Dataset items:
>> start

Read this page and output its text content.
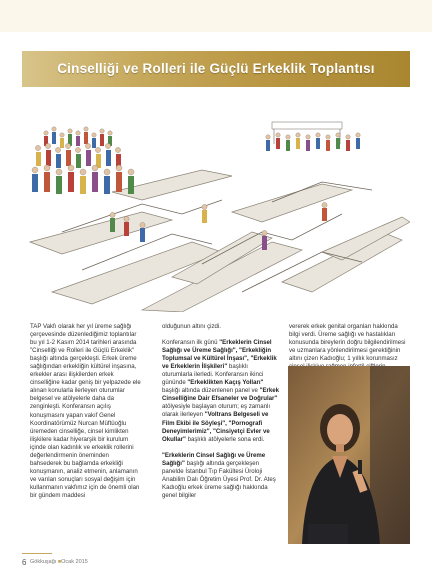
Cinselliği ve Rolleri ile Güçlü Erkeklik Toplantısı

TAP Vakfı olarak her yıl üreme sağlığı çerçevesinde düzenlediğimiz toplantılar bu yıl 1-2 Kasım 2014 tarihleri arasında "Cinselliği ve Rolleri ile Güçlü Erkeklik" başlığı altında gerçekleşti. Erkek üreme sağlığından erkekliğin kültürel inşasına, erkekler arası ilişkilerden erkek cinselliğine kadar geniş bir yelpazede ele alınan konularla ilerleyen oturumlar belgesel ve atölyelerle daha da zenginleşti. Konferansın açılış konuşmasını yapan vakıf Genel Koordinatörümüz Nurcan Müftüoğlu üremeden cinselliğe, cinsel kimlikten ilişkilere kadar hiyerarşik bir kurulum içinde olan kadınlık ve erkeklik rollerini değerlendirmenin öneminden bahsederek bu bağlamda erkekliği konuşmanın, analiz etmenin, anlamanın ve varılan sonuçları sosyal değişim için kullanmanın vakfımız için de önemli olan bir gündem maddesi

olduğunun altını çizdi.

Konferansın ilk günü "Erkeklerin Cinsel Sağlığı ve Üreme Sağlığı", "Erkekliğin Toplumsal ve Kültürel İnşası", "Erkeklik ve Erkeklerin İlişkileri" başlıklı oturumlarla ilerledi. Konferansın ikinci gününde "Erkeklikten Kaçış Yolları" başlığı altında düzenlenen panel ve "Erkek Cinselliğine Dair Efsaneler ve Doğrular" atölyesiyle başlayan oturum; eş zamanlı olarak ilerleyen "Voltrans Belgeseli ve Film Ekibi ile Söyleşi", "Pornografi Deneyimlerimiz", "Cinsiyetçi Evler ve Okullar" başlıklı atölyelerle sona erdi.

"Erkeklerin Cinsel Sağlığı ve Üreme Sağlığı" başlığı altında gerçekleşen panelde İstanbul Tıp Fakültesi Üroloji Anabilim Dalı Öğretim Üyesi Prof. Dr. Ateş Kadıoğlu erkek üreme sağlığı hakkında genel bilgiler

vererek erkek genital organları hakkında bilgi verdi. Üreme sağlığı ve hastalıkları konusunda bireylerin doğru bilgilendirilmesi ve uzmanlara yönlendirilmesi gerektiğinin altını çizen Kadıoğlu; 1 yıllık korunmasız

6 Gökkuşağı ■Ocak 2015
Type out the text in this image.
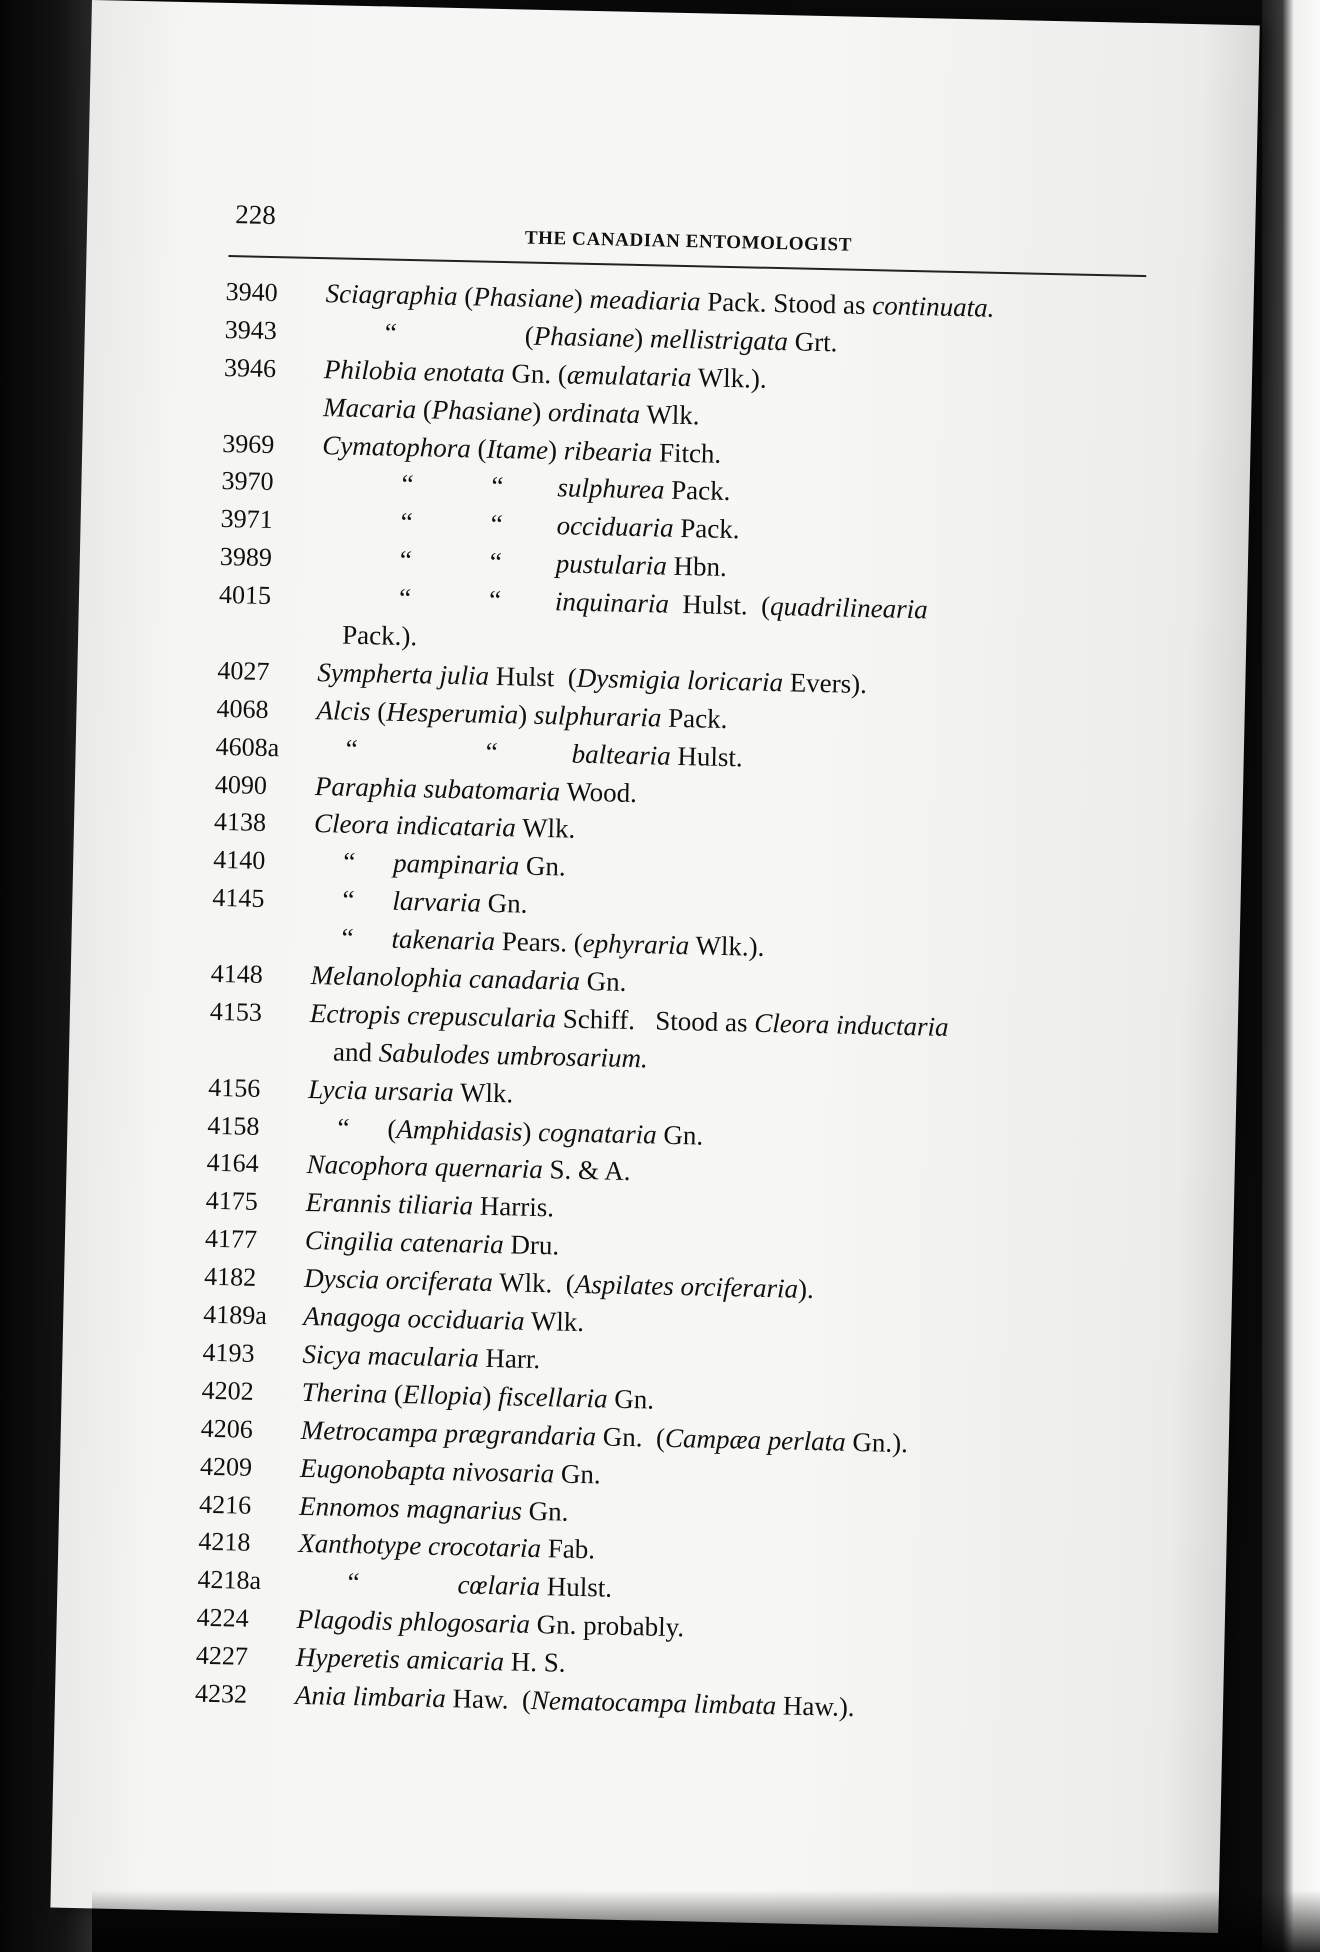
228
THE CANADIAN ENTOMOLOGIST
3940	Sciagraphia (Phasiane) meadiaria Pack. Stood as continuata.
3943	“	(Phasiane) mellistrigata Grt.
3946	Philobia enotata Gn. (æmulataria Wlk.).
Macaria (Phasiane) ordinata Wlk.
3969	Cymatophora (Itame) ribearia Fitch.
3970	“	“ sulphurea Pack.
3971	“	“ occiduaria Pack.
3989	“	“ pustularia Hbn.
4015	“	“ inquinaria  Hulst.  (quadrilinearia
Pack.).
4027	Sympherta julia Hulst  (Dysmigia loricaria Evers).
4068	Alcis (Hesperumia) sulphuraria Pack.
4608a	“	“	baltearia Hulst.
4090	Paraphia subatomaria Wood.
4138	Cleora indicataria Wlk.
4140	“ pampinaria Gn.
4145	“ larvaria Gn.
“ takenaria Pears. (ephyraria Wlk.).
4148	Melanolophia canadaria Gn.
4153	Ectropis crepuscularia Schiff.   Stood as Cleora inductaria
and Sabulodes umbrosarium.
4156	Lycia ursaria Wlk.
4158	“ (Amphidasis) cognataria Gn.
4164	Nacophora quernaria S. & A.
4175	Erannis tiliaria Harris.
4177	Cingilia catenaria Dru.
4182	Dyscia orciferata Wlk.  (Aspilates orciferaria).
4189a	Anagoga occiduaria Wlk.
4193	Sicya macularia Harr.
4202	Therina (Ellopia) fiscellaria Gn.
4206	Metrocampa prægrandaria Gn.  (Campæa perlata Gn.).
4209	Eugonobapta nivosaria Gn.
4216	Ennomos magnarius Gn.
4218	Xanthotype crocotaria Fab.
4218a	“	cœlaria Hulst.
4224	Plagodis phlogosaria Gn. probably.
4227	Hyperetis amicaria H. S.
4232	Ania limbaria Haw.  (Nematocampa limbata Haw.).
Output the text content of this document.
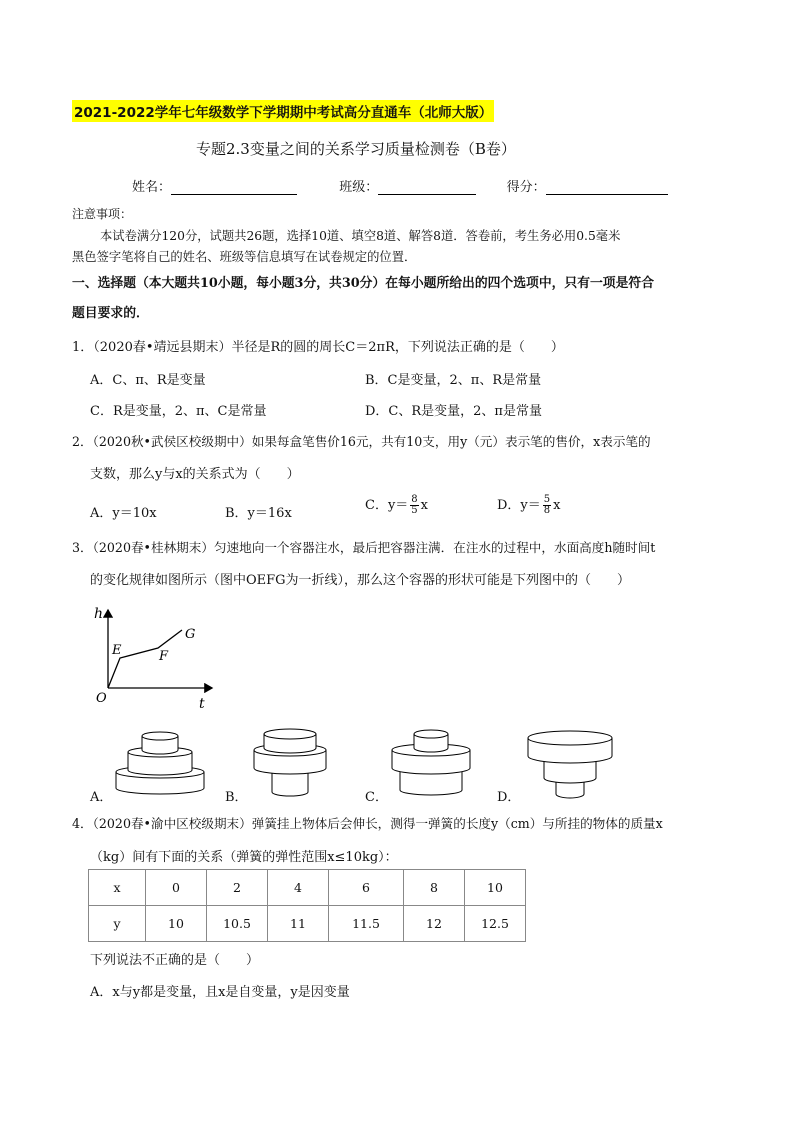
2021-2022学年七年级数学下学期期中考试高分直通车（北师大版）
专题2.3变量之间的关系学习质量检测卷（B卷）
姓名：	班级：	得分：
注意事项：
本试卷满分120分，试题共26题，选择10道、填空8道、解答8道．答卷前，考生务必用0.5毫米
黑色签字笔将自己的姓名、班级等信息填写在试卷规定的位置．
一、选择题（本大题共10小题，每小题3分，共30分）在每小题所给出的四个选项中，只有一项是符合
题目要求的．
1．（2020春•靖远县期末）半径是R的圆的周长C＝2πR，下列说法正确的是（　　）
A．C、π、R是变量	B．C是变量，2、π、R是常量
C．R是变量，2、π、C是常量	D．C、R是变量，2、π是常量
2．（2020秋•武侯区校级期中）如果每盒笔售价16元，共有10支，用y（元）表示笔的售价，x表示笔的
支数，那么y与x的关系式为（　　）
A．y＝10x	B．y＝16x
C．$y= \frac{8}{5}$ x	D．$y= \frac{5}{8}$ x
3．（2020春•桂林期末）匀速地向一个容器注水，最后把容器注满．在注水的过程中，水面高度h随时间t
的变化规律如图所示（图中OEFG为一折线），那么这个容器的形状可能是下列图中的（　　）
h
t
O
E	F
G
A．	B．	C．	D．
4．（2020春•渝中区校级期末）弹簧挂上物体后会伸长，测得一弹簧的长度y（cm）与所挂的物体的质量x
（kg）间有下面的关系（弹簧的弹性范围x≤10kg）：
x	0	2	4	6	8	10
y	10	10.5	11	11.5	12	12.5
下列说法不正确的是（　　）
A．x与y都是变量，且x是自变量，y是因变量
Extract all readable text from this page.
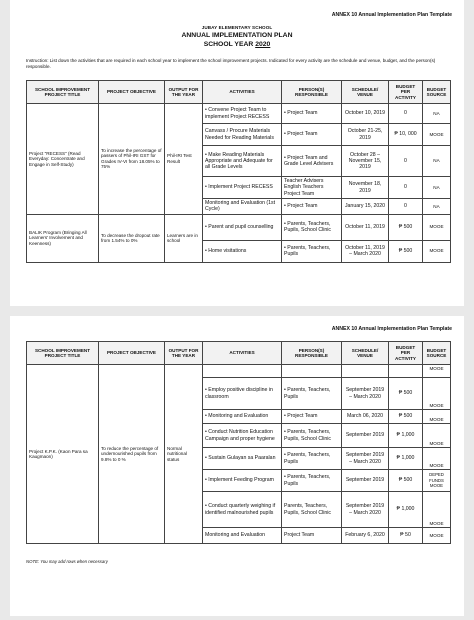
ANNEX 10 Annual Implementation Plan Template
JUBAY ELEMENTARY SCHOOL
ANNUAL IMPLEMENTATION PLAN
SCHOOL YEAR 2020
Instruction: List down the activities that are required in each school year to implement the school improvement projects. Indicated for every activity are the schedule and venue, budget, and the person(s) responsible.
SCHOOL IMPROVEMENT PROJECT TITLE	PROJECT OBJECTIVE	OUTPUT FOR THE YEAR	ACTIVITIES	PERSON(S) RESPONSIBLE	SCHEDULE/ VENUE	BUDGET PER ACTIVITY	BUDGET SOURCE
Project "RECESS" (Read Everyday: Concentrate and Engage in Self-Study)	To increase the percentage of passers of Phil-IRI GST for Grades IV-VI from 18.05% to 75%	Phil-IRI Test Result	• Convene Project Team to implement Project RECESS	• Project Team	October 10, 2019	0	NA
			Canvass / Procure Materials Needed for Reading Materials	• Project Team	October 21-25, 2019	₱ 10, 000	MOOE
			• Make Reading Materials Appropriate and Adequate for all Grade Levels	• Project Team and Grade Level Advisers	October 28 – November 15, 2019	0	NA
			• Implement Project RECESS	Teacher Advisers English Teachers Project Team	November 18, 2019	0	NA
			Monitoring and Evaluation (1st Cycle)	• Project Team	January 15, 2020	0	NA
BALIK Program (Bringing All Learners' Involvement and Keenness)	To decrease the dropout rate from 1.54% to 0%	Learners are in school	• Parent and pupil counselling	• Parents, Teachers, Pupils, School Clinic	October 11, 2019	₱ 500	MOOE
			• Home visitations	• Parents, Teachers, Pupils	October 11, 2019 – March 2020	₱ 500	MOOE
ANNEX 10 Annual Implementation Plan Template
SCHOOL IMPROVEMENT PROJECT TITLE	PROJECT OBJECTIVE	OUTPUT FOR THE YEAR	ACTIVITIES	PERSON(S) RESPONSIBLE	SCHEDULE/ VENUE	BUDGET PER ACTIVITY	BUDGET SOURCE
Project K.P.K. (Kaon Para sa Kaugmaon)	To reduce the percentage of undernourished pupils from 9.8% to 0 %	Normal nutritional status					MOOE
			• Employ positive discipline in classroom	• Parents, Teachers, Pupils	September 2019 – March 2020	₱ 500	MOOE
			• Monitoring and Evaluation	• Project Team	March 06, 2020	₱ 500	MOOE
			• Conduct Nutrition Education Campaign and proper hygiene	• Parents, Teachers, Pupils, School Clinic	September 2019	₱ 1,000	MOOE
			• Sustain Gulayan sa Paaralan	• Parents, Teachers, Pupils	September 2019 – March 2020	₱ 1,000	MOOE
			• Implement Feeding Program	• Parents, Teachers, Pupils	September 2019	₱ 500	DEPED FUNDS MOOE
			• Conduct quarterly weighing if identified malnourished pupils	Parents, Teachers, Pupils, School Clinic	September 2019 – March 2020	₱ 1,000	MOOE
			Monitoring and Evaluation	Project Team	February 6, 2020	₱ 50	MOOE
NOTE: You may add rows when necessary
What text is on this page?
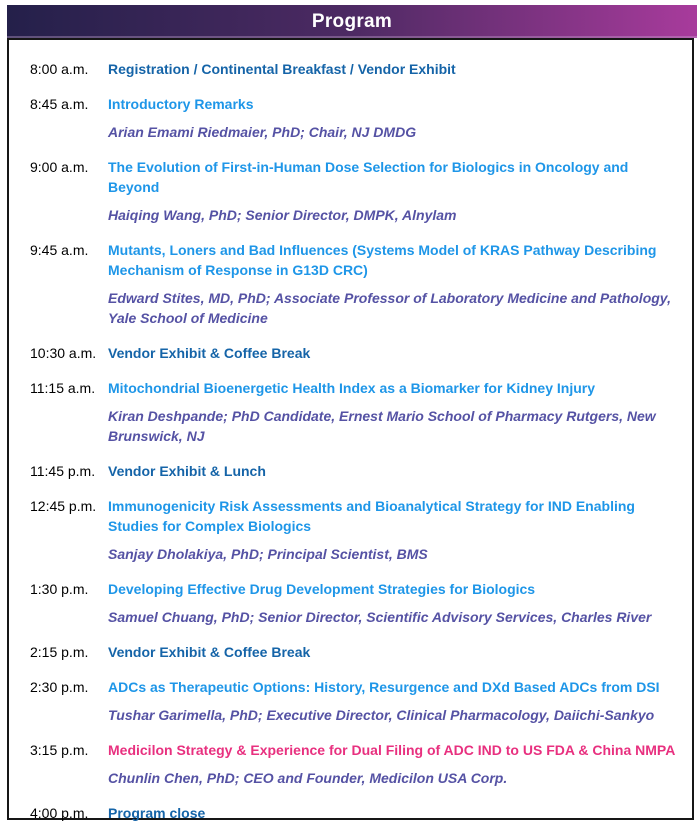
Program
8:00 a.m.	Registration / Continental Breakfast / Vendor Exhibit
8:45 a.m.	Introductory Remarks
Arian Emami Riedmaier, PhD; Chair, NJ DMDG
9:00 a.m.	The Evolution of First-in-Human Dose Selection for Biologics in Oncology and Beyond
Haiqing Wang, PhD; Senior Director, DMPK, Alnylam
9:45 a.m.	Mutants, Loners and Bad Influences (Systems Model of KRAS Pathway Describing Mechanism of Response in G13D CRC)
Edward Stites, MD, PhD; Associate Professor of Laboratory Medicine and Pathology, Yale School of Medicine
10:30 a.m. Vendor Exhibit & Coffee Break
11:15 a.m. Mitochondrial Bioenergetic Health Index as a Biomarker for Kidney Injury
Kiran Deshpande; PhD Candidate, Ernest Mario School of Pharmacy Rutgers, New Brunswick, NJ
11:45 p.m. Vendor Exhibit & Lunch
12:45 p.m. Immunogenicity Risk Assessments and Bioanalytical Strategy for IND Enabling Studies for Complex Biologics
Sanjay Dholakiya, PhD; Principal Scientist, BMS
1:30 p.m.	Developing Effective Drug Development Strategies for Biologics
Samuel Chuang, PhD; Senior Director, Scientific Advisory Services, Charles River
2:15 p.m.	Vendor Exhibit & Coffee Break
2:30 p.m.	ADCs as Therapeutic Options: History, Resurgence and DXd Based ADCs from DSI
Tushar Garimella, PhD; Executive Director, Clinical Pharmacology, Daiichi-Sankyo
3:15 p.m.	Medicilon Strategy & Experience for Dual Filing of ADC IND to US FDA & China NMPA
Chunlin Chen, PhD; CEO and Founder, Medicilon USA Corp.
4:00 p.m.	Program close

>> end

* _Short task_
Say how many lines of the data include the word "altını". Nothing other than the number should be given.

* _The response_
2